**Supplied records**.
◇ ◇ ◇ ◇ ◇ ◇ ◇
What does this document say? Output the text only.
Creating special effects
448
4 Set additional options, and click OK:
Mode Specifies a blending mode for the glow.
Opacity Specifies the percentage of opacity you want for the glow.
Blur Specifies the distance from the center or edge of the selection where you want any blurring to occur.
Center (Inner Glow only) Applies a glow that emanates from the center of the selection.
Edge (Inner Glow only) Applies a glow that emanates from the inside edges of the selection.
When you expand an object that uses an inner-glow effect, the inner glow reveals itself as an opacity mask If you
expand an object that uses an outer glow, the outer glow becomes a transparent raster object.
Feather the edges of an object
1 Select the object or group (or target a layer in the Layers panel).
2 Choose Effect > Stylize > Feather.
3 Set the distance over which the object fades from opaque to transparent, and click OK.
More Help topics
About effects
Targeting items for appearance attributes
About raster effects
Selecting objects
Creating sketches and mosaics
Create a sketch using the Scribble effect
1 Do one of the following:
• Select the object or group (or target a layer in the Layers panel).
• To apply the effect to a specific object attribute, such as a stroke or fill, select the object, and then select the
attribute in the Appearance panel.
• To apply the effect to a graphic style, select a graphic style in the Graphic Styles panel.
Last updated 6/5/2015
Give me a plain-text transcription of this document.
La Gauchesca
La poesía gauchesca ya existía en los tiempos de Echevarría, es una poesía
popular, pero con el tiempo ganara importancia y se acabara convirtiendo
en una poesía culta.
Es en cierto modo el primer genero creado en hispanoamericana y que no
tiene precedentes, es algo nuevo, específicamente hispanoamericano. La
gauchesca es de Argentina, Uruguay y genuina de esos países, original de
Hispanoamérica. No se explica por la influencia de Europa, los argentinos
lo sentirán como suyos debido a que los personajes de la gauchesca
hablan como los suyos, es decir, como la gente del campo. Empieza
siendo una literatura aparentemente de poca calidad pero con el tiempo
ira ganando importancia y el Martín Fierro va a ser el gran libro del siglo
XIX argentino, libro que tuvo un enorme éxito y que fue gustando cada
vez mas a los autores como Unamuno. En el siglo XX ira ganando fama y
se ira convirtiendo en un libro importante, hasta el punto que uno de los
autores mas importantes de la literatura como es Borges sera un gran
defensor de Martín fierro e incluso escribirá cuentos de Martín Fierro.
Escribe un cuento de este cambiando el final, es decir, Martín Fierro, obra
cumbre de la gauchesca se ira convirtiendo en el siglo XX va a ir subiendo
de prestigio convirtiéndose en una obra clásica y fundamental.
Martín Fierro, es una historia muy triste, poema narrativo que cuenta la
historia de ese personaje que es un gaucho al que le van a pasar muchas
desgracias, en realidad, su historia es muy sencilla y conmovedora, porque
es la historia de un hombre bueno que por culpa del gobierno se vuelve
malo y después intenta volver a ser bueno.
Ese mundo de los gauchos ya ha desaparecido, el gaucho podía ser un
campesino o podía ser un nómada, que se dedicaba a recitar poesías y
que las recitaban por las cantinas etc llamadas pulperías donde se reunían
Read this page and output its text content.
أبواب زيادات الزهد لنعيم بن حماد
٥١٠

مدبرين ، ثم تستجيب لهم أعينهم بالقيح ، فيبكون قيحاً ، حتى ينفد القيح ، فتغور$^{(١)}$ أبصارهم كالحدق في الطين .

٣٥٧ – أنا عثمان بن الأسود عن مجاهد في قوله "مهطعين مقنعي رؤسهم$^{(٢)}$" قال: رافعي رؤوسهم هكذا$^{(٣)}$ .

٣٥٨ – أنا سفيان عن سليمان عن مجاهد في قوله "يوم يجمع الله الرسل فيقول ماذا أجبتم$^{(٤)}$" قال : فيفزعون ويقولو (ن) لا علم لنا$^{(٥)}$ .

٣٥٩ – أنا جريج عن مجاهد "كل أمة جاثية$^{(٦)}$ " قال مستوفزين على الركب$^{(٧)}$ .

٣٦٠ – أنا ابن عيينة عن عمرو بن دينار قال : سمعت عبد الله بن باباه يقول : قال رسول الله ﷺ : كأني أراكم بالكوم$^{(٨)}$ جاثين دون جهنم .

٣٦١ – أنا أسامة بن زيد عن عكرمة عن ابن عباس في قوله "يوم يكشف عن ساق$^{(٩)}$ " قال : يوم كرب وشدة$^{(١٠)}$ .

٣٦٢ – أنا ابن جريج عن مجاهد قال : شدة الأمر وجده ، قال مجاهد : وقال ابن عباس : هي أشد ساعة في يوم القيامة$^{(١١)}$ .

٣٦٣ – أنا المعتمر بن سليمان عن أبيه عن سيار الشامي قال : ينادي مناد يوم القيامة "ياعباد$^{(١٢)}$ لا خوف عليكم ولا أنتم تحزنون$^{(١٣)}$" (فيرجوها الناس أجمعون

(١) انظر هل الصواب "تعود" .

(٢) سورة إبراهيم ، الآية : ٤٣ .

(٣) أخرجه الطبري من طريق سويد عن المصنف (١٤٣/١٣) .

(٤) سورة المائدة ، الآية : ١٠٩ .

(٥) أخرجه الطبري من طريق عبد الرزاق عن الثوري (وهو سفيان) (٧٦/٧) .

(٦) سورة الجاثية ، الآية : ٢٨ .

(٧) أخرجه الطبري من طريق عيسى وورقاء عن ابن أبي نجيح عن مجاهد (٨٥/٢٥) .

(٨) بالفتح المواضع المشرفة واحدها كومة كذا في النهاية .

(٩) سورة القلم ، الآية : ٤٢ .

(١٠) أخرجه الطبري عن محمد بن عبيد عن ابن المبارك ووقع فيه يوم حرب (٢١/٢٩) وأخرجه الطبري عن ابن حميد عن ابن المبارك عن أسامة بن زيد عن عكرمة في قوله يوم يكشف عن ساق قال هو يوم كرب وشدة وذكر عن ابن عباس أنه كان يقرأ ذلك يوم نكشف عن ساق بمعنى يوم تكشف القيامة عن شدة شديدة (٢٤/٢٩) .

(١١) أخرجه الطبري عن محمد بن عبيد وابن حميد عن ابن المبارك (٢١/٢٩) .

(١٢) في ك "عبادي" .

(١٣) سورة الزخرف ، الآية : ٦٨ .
◇ ◇ ◇ ◇ ◇ ◇ ◇
**Written request**.
Return every record, word for word.

**Solution for this task**.
What does this document say? Output the text only.
Creating special effects
448
4 Set additional options, and click OK:
Mode Specifies a blending mode for the glow.
Opacity Specifies the percentage of opacity you want for the glow.
Blur Specifies the distance from the center or edge of the selection where you want any blurring to occur.
Center (Inner Glow only) Applies a glow that emanates from the center of the selection.
Edge (Inner Glow only) Applies a glow that emanates from the inside edges of the selection.
When you expand an object that uses an inner-glow effect, the inner glow reveals itself as an opacity mask If you
expand an object that uses an outer glow, the outer glow becomes a transparent raster object.
Feather the edges of an object
1 Select the object or group (or target a layer in the Layers panel).
2 Choose Effect > Stylize > Feather.
3 Set the distance over which the object fades from opaque to transparent, and click OK.
More Help topics
About effects
Targeting items for appearance attributes
About raster effects
Selecting objects
Creating sketches and mosaics
Create a sketch using the Scribble effect
1 Do one of the following:
• Select the object or group (or target a layer in the Layers panel).
• To apply the effect to a specific object attribute, such as a stroke or fill, select the object, and then select the
attribute in the Appearance panel.
• To apply the effect to a graphic style, select a graphic style in the Graphic Styles panel.
Last updated 6/5/2015
Give me a plain-text transcription of this document.
La Gauchesca
La poesía gauchesca ya existía en los tiempos de Echevarría, es una poesía
popular, pero con el tiempo ganara importancia y se acabara convirtiendo
en una poesía culta.
Es en cierto modo el primer genero creado en hispanoamericana y que no
tiene precedentes, es algo nuevo, específicamente hispanoamericano. La
gauchesca es de Argentina, Uruguay y genuina de esos países, original de
Hispanoamérica. No se explica por la influencia de Europa, los argentinos
lo sentirán como suyos debido a que los personajes de la gauchesca
hablan como los suyos, es decir, como la gente del campo. Empieza
siendo una literatura aparentemente de poca calidad pero con el tiempo
ira ganando importancia y el Martín Fierro va a ser el gran libro del siglo
XIX argentino, libro que tuvo un enorme éxito y que fue gustando cada
vez mas a los autores como Unamuno. En el siglo XX ira ganando fama y
se ira convirtiendo en un libro importante, hasta el punto que uno de los
autores mas importantes de la literatura como es Borges sera un gran
defensor de Martín fierro e incluso escribirá cuentos de Martín Fierro.
Escribe un cuento de este cambiando el final, es decir, Martín Fierro, obra
cumbre de la gauchesca se ira convirtiendo en el siglo XX va a ir subiendo
de prestigio convirtiéndose en una obra clásica y fundamental.
Martín Fierro, es una historia muy triste, poema narrativo que cuenta la
historia de ese personaje que es un gaucho al que le van a pasar muchas
desgracias, en realidad, su historia es muy sencilla y conmovedora, porque
es la historia de un hombre bueno que por culpa del gobierno se vuelve
malo y después intenta volver a ser bueno.
Ese mundo de los gauchos ya ha desaparecido, el gaucho podía ser un
campesino o podía ser un nómada, que se dedicaba a recitar poesías y
que las recitaban por las cantinas etc llamadas pulperías donde se reunían
Read this page and output its text content.
أبواب زيادات الزهد لنعيم بن حماد
٥١٠

مدبرين ، ثم تستجيب لهم أعينهم بالقيح ، فيبكون قيحاً ، حتى ينفد القيح ، فتغور$^{(١)}$ أبصارهم كالحدق في الطين .

٣٥٧ – أنا عثمان بن الأسود عن مجاهد في قوله "مهطعين مقنعي رؤسهم$^{(٢)}$" قال: رافعي رؤوسهم هكذا$^{(٣)}$ .

٣٥٨ – أنا سفيان عن سليمان عن مجاهد في قوله "يوم يجمع الله الرسل فيقول ماذا أجبتم$^{(٤)}$" قال : فيفزعون ويقولو (ن) لا علم لنا$^{(٥)}$ .

٣٥٩ – أنا جريج عن مجاهد "كل أمة جاثية$^{(٦)}$ " قال مستوفزين على الركب$^{(٧)}$ .

٣٦٠ – أنا ابن عيينة عن عمرو بن دينار قال : سمعت عبد الله بن باباه يقول : قال رسول الله ﷺ : كأني أراكم بالكوم$^{(٨)}$ جاثين دون جهنم .

٣٦١ – أنا أسامة بن زيد عن عكرمة عن ابن عباس في قوله "يوم يكشف عن ساق$^{(٩)}$ " قال : يوم كرب وشدة$^{(١٠)}$ .

٣٦٢ – أنا ابن جريج عن مجاهد قال : شدة الأمر وجده ، قال مجاهد : وقال ابن عباس : هي أشد ساعة في يوم القيامة$^{(١١)}$ .

٣٦٣ – أنا المعتمر بن سليمان عن أبيه عن سيار الشامي قال : ينادي مناد يوم القيامة "ياعباد$^{(١٢)}$ لا خوف عليكم ولا أنتم تحزنون$^{(١٣)}$" (فيرجوها الناس أجمعون

(١) انظر هل الصواب "تعود" .

(٢) سورة إبراهيم ، الآية : ٤٣ .

(٣) أخرجه الطبري من طريق سويد عن المصنف (١٤٣/١٣) .

(٤) سورة المائدة ، الآية : ١٠٩ .

(٥) أخرجه الطبري من طريق عبد الرزاق عن الثوري (وهو سفيان) (٧٦/٧) .

(٦) سورة الجاثية ، الآية : ٢٨ .

(٧) أخرجه الطبري من طريق عيسى وورقاء عن ابن أبي نجيح عن مجاهد (٨٥/٢٥) .

(٨) بالفتح المواضع المشرفة واحدها كومة كذا في النهاية .

(٩) سورة القلم ، الآية : ٤٢ .

(١٠) أخرجه الطبري عن محمد بن عبيد عن ابن المبارك ووقع فيه يوم حرب (٢١/٢٩) وأخرجه الطبري عن ابن حميد عن ابن المبارك عن أسامة بن زيد عن عكرمة في قوله يوم يكشف عن ساق قال هو يوم كرب وشدة وذكر عن ابن عباس أنه كان يقرأ ذلك يوم نكشف عن ساق بمعنى يوم تكشف القيامة عن شدة شديدة (٢٤/٢٩) .

(١١) أخرجه الطبري عن محمد بن عبيد وابن حميد عن ابن المبارك (٢١/٢٩) .

(١٢) في ك "عبادي" .

(١٣) سورة الزخرف ، الآية : ٦٨ .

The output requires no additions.